# Stated problem:
Reproduce the data that follows in its entirety, character for character.

# Items from a figure collection:
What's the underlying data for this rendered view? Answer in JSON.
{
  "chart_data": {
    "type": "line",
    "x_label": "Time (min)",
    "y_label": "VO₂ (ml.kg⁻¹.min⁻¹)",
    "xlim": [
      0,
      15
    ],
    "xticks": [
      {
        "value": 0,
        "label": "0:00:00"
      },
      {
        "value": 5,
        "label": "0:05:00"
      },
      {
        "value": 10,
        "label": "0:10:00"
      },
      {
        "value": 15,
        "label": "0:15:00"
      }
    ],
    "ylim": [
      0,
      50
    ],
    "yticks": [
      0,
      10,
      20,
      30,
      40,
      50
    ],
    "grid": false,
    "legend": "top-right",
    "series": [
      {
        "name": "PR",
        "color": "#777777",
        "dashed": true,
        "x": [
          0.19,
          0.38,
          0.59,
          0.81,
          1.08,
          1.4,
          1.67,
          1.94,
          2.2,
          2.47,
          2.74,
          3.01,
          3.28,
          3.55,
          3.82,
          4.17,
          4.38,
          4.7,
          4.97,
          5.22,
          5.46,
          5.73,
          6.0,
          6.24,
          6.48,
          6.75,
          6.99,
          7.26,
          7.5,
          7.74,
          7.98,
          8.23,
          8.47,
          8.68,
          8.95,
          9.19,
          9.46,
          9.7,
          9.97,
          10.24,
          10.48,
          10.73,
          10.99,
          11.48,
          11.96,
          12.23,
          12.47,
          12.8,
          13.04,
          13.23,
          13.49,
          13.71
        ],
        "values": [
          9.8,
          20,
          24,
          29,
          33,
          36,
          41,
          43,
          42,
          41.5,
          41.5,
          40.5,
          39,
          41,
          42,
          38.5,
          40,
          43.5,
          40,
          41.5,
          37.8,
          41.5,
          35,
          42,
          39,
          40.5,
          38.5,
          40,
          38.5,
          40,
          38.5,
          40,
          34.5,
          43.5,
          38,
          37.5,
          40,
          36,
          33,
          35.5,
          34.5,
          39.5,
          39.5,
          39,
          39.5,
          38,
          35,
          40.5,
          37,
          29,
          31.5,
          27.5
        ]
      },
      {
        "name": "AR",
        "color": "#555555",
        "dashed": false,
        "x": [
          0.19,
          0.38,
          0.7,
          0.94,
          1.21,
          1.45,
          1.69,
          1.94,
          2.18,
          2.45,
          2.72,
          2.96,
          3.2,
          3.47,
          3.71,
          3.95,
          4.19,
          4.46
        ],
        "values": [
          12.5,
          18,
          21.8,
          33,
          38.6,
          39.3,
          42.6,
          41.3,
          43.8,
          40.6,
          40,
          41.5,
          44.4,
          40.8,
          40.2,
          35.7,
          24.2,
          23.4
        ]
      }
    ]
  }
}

# Full answer:
What's the underlying data for this rendered view? Answer in JSON.
{
  "chart_data": {
    "type": "line",
    "x_label": "Time (min)",
    "y_label": "VO₂ (ml.kg⁻¹.min⁻¹)",
    "xlim": [
      0,
      15
    ],
    "xticks": [
      {
        "value": 0,
        "label": "0:00:00"
      },
      {
        "value": 5,
        "label": "0:05:00"
      },
      {
        "value": 10,
        "label": "0:10:00"
      },
      {
        "value": 15,
        "label": "0:15:00"
      }
    ],
    "ylim": [
      0,
      50
    ],
    "yticks": [
      0,
      10,
      20,
      30,
      40,
      50
    ],
    "grid": false,
    "legend": "top-right",
    "series": [
      {
        "name": "PR",
        "color": "#777777",
        "dashed": true,
        "x": [
          0.19,
          0.38,
          0.59,
          0.81,
          1.08,
          1.4,
          1.67,
          1.94,
          2.2,
          2.47,
          2.74,
          3.01,
          3.28,
          3.55,
          3.82,
          4.17,
          4.38,
          4.7,
          4.97,
          5.22,
          5.46,
          5.73,
          6.0,
          6.24,
          6.48,
          6.75,
          6.99,
          7.26,
          7.5,
          7.74,
          7.98,
          8.23,
          8.47,
          8.68,
          8.95,
          9.19,
          9.46,
          9.7,
          9.97,
          10.24,
          10.48,
          10.73,
          10.99,
          11.48,
          11.96,
          12.23,
          12.47,
          12.8,
          13.04,
          13.23,
          13.49,
          13.71
        ],
        "values": [
          9.8,
          20,
          24,
          29,
          33,
          36,
          41,
          43,
          42,
          41.5,
          41.5,
          40.5,
          39,
          41,
          42,
          38.5,
          40,
          43.5,
          40,
          41.5,
          37.8,
          41.5,
          35,
          42,
          39,
          40.5,
          38.5,
          40,
          38.5,
          40,
          38.5,
          40,
          34.5,
          43.5,
          38,
          37.5,
          40,
          36,
          33,
          35.5,
          34.5,
          39.5,
          39.5,
          39,
          39.5,
          38,
          35,
          40.5,
          37,
          29,
          31.5,
          27.5
        ]
      },
      {
        "name": "AR",
        "color": "#555555",
        "dashed": false,
        "x": [
          0.19,
          0.38,
          0.7,
          0.94,
          1.21,
          1.45,
          1.69,
          1.94,
          2.18,
          2.45,
          2.72,
          2.96,
          3.2,
          3.47,
          3.71,
          3.95,
          4.19,
          4.46
        ],
        "values": [
          12.5,
          18,
          21.8,
          33,
          38.6,
          39.3,
          42.6,
          41.3,
          43.8,
          40.6,
          40,
          41.5,
          44.4,
          40.8,
          40.2,
          35.7,
          24.2,
          23.4
        ]
      }
    ]
  }
}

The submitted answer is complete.